---- Data rows

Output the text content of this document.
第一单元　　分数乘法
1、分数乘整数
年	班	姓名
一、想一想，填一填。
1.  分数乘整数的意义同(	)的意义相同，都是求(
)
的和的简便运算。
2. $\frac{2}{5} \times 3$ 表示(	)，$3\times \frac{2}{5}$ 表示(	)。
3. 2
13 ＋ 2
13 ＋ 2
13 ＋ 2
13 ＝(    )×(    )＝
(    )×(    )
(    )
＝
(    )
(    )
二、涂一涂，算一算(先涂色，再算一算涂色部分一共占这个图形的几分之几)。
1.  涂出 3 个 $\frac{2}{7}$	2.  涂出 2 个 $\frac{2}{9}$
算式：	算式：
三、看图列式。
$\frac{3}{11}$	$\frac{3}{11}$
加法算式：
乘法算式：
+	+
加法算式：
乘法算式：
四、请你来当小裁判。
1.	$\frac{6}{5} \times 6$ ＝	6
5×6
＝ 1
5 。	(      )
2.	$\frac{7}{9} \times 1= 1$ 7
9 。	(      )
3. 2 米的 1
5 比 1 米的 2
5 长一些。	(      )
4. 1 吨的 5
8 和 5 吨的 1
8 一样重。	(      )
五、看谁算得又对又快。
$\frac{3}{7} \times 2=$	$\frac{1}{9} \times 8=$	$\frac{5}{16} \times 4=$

--------

# Aim of the exercise
Please repeat the listing exactly, with nothing left out.

# Answer
Output the text content of this document.
第一单元　　分数乘法
1、分数乘整数
年	班	姓名
一、想一想，填一填。
1.  分数乘整数的意义同(	)的意义相同，都是求(
)
的和的简便运算。
2. $\frac{2}{5} \times 3$ 表示(	)，$3\times \frac{2}{5}$ 表示(	)。
3. 2
13 ＋ 2
13 ＋ 2
13 ＋ 2
13 ＝(    )×(    )＝
(    )×(    )
(    )
＝
(    )
(    )
二、涂一涂，算一算(先涂色，再算一算涂色部分一共占这个图形的几分之几)。
1.  涂出 3 个 $\frac{2}{7}$	2.  涂出 2 个 $\frac{2}{9}$
算式：	算式：
三、看图列式。
$\frac{3}{11}$	$\frac{3}{11}$
加法算式：
乘法算式：
+	+
加法算式：
乘法算式：
四、请你来当小裁判。
1.	$\frac{6}{5} \times 6$ ＝	6
5×6
＝ 1
5 。	(      )
2.	$\frac{7}{9} \times 1= 1$ 7
9 。	(      )
3. 2 米的 1
5 比 1 米的 2
5 长一些。	(      )
4. 1 吨的 5
8 和 5 吨的 1
8 一样重。	(      )
五、看谁算得又对又快。
$\frac{3}{7} \times 2=$	$\frac{1}{9} \times 8=$	$\frac{5}{16} \times 4=$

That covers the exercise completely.